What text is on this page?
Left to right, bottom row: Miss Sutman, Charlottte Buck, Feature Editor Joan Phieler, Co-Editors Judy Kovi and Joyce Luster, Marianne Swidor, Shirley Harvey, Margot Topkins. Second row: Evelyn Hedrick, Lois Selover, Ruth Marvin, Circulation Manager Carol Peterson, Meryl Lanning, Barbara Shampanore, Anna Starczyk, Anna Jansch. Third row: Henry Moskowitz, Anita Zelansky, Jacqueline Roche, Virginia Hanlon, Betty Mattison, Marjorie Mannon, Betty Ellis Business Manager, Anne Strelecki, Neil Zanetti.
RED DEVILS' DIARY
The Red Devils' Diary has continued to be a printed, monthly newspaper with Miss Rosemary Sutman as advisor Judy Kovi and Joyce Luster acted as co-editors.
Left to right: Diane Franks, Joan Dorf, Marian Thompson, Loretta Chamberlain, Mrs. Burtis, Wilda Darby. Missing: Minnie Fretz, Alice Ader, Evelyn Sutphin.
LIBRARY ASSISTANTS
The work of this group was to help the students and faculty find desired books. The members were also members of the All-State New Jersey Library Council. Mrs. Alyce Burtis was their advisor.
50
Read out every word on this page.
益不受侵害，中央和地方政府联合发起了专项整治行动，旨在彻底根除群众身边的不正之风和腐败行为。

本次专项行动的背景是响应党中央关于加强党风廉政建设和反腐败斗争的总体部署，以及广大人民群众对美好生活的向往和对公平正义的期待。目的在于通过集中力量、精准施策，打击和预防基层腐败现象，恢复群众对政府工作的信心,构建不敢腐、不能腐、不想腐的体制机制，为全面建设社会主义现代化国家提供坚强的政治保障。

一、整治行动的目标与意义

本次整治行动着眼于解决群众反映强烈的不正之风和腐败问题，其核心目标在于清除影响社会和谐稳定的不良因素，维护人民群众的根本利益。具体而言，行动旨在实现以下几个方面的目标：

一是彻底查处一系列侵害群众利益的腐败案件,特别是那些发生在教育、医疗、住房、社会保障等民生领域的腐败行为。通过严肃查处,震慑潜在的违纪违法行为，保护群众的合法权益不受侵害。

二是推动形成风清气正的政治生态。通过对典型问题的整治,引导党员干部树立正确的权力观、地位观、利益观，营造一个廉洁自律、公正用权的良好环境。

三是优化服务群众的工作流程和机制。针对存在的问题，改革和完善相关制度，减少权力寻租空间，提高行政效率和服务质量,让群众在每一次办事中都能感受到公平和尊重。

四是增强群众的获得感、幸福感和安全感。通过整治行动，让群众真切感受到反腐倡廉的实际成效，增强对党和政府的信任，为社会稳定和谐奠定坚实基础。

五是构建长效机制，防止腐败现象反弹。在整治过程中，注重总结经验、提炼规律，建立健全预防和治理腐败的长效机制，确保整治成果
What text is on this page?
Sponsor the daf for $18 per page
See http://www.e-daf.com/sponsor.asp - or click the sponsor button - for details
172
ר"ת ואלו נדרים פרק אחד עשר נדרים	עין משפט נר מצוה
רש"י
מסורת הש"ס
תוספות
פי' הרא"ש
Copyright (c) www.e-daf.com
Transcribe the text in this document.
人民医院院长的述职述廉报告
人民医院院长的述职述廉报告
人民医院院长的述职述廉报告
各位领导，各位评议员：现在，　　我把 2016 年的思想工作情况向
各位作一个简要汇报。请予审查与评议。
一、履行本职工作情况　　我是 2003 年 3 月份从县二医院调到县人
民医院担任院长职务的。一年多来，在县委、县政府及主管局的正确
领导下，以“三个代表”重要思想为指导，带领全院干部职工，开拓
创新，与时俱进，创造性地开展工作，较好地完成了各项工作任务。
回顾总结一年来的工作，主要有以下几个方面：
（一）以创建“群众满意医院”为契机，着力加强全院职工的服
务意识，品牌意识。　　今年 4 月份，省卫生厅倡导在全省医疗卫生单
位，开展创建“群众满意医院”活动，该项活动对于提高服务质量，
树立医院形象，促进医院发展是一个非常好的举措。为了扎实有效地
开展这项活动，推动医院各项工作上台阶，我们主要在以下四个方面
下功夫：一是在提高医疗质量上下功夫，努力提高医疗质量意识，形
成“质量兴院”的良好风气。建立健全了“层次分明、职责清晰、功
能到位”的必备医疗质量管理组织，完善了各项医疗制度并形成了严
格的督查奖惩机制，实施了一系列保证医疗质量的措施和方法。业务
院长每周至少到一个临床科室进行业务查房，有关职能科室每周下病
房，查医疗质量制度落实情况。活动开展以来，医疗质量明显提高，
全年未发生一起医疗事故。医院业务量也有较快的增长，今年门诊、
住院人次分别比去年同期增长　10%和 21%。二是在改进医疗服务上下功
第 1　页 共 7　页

*****

■ Given task:
Copy down the whole of the data above, matching it exactly.

■ Exercise solution:
What text is on this page?
Left to right, bottom row: Miss Sutman, Charlottte Buck, Feature Editor Joan Phieler, Co-Editors Judy Kovi and Joyce Luster, Marianne Swidor, Shirley Harvey, Margot Topkins. Second row: Evelyn Hedrick, Lois Selover, Ruth Marvin, Circulation Manager Carol Peterson, Meryl Lanning, Barbara Shampanore, Anna Starczyk, Anna Jansch. Third row: Henry Moskowitz, Anita Zelansky, Jacqueline Roche, Virginia Hanlon, Betty Mattison, Marjorie Mannon, Betty Ellis Business Manager, Anne Strelecki, Neil Zanetti.
RED DEVILS' DIARY
The Red Devils' Diary has continued to be a printed, monthly newspaper with Miss Rosemary Sutman as advisor Judy Kovi and Joyce Luster acted as co-editors.
Left to right: Diane Franks, Joan Dorf, Marian Thompson, Loretta Chamberlain, Mrs. Burtis, Wilda Darby. Missing: Minnie Fretz, Alice Ader, Evelyn Sutphin.
LIBRARY ASSISTANTS
The work of this group was to help the students and faculty find desired books. The members were also members of the All-State New Jersey Library Council. Mrs. Alyce Burtis was their advisor.
50
Read out every word on this page.
益不受侵害，中央和地方政府联合发起了专项整治行动，旨在彻底根除群众身边的不正之风和腐败行为。

本次专项行动的背景是响应党中央关于加强党风廉政建设和反腐败斗争的总体部署，以及广大人民群众对美好生活的向往和对公平正义的期待。目的在于通过集中力量、精准施策，打击和预防基层腐败现象，恢复群众对政府工作的信心,构建不敢腐、不能腐、不想腐的体制机制，为全面建设社会主义现代化国家提供坚强的政治保障。

一、整治行动的目标与意义

本次整治行动着眼于解决群众反映强烈的不正之风和腐败问题，其核心目标在于清除影响社会和谐稳定的不良因素，维护人民群众的根本利益。具体而言，行动旨在实现以下几个方面的目标：

一是彻底查处一系列侵害群众利益的腐败案件,特别是那些发生在教育、医疗、住房、社会保障等民生领域的腐败行为。通过严肃查处,震慑潜在的违纪违法行为，保护群众的合法权益不受侵害。

二是推动形成风清气正的政治生态。通过对典型问题的整治,引导党员干部树立正确的权力观、地位观、利益观，营造一个廉洁自律、公正用权的良好环境。

三是优化服务群众的工作流程和机制。针对存在的问题，改革和完善相关制度，减少权力寻租空间，提高行政效率和服务质量,让群众在每一次办事中都能感受到公平和尊重。

四是增强群众的获得感、幸福感和安全感。通过整治行动，让群众真切感受到反腐倡廉的实际成效，增强对党和政府的信任，为社会稳定和谐奠定坚实基础。

五是构建长效机制，防止腐败现象反弹。在整治过程中，注重总结经验、提炼规律，建立健全预防和治理腐败的长效机制，确保整治成果
What text is on this page?
Sponsor the daf for $18 per page
See http://www.e-daf.com/sponsor.asp - or click the sponsor button - for details
172
ר"ת ואלו נדרים פרק אחד עשר נדרים	עין משפט נר מצוה
רש"י
מסורת הש"ס
תוספות
פי' הרא"ש
Copyright (c) www.e-daf.com
Transcribe the text in this document.
人民医院院长的述职述廉报告
人民医院院长的述职述廉报告
人民医院院长的述职述廉报告
各位领导，各位评议员：现在，　　我把 2016 年的思想工作情况向
各位作一个简要汇报。请予审查与评议。
一、履行本职工作情况　　我是 2003 年 3 月份从县二医院调到县人
民医院担任院长职务的。一年多来，在县委、县政府及主管局的正确
领导下，以“三个代表”重要思想为指导，带领全院干部职工，开拓
创新，与时俱进，创造性地开展工作，较好地完成了各项工作任务。
回顾总结一年来的工作，主要有以下几个方面：
（一）以创建“群众满意医院”为契机，着力加强全院职工的服
务意识，品牌意识。　　今年 4 月份，省卫生厅倡导在全省医疗卫生单
位，开展创建“群众满意医院”活动，该项活动对于提高服务质量，
树立医院形象，促进医院发展是一个非常好的举措。为了扎实有效地
开展这项活动，推动医院各项工作上台阶，我们主要在以下四个方面
下功夫：一是在提高医疗质量上下功夫，努力提高医疗质量意识，形
成“质量兴院”的良好风气。建立健全了“层次分明、职责清晰、功
能到位”的必备医疗质量管理组织，完善了各项医疗制度并形成了严
格的督查奖惩机制，实施了一系列保证医疗质量的措施和方法。业务
院长每周至少到一个临床科室进行业务查房，有关职能科室每周下病
房，查医疗质量制度落实情况。活动开展以来，医疗质量明显提高，
全年未发生一起医疗事故。医院业务量也有较快的增长，今年门诊、
住院人次分别比去年同期增长　10%和 21%。二是在改进医疗服务上下功
第 1　页 共 7　页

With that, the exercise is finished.